> **What you will do**
Retype the material that follows, keeping every word as it is.

Data records
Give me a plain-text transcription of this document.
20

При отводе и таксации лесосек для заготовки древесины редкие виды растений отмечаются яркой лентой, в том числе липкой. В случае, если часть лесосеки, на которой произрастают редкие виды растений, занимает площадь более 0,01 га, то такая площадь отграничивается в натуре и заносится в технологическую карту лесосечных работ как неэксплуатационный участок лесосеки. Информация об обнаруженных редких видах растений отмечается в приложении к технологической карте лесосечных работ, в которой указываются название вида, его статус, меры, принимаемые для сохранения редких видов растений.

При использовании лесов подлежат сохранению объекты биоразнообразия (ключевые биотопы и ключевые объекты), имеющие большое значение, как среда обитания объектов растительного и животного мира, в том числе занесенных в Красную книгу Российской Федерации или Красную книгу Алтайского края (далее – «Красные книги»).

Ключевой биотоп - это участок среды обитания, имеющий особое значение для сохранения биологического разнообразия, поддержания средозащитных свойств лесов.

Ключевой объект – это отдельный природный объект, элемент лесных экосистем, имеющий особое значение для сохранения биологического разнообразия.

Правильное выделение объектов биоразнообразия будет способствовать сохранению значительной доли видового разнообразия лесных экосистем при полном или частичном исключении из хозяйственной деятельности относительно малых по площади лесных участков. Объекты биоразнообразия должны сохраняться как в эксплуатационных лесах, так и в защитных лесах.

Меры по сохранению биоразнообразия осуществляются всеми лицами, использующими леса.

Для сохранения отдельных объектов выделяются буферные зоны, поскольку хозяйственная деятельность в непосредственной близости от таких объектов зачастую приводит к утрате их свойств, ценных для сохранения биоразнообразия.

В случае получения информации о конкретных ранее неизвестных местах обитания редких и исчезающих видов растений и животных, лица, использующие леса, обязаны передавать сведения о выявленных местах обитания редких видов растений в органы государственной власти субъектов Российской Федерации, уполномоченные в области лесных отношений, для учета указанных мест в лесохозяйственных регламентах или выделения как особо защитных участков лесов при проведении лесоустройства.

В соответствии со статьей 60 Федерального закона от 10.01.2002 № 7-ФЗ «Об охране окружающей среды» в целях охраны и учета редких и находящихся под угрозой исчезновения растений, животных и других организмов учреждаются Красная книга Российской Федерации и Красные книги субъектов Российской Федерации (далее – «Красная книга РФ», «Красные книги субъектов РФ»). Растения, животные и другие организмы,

> **Answer**
Give me a plain-text transcription of this document.
20

При отводе и таксации лесосек для заготовки древесины редкие виды растений отмечаются яркой лентой, в том числе липкой. В случае, если часть лесосеки, на которой произрастают редкие виды растений, занимает площадь более 0,01 га, то такая площадь отграничивается в натуре и заносится в технологическую карту лесосечных работ как неэксплуатационный участок лесосеки. Информация об обнаруженных редких видах растений отмечается в приложении к технологической карте лесосечных работ, в которой указываются название вида, его статус, меры, принимаемые для сохранения редких видов растений.

При использовании лесов подлежат сохранению объекты биоразнообразия (ключевые биотопы и ключевые объекты), имеющие большое значение, как среда обитания объектов растительного и животного мира, в том числе занесенных в Красную книгу Российской Федерации или Красную книгу Алтайского края (далее – «Красные книги»).

Ключевой биотоп - это участок среды обитания, имеющий особое значение для сохранения биологического разнообразия, поддержания средозащитных свойств лесов.

Ключевой объект – это отдельный природный объект, элемент лесных экосистем, имеющий особое значение для сохранения биологического разнообразия.

Правильное выделение объектов биоразнообразия будет способствовать сохранению значительной доли видового разнообразия лесных экосистем при полном или частичном исключении из хозяйственной деятельности относительно малых по площади лесных участков. Объекты биоразнообразия должны сохраняться как в эксплуатационных лесах, так и в защитных лесах.

Меры по сохранению биоразнообразия осуществляются всеми лицами, использующими леса.

Для сохранения отдельных объектов выделяются буферные зоны, поскольку хозяйственная деятельность в непосредственной близости от таких объектов зачастую приводит к утрате их свойств, ценных для сохранения биоразнообразия.

В случае получения информации о конкретных ранее неизвестных местах обитания редких и исчезающих видов растений и животных, лица, использующие леса, обязаны передавать сведения о выявленных местах обитания редких видов растений в органы государственной власти субъектов Российской Федерации, уполномоченные в области лесных отношений, для учета указанных мест в лесохозяйственных регламентах или выделения как особо защитных участков лесов при проведении лесоустройства.

В соответствии со статьей 60 Федерального закона от 10.01.2002 № 7-ФЗ «Об охране окружающей среды» в целях охраны и учета редких и находящихся под угрозой исчезновения растений, животных и других организмов учреждаются Красная книга Российской Федерации и Красные книги субъектов Российской Федерации (далее – «Красная книга РФ», «Красные книги субъектов РФ»). Растения, животные и другие организмы,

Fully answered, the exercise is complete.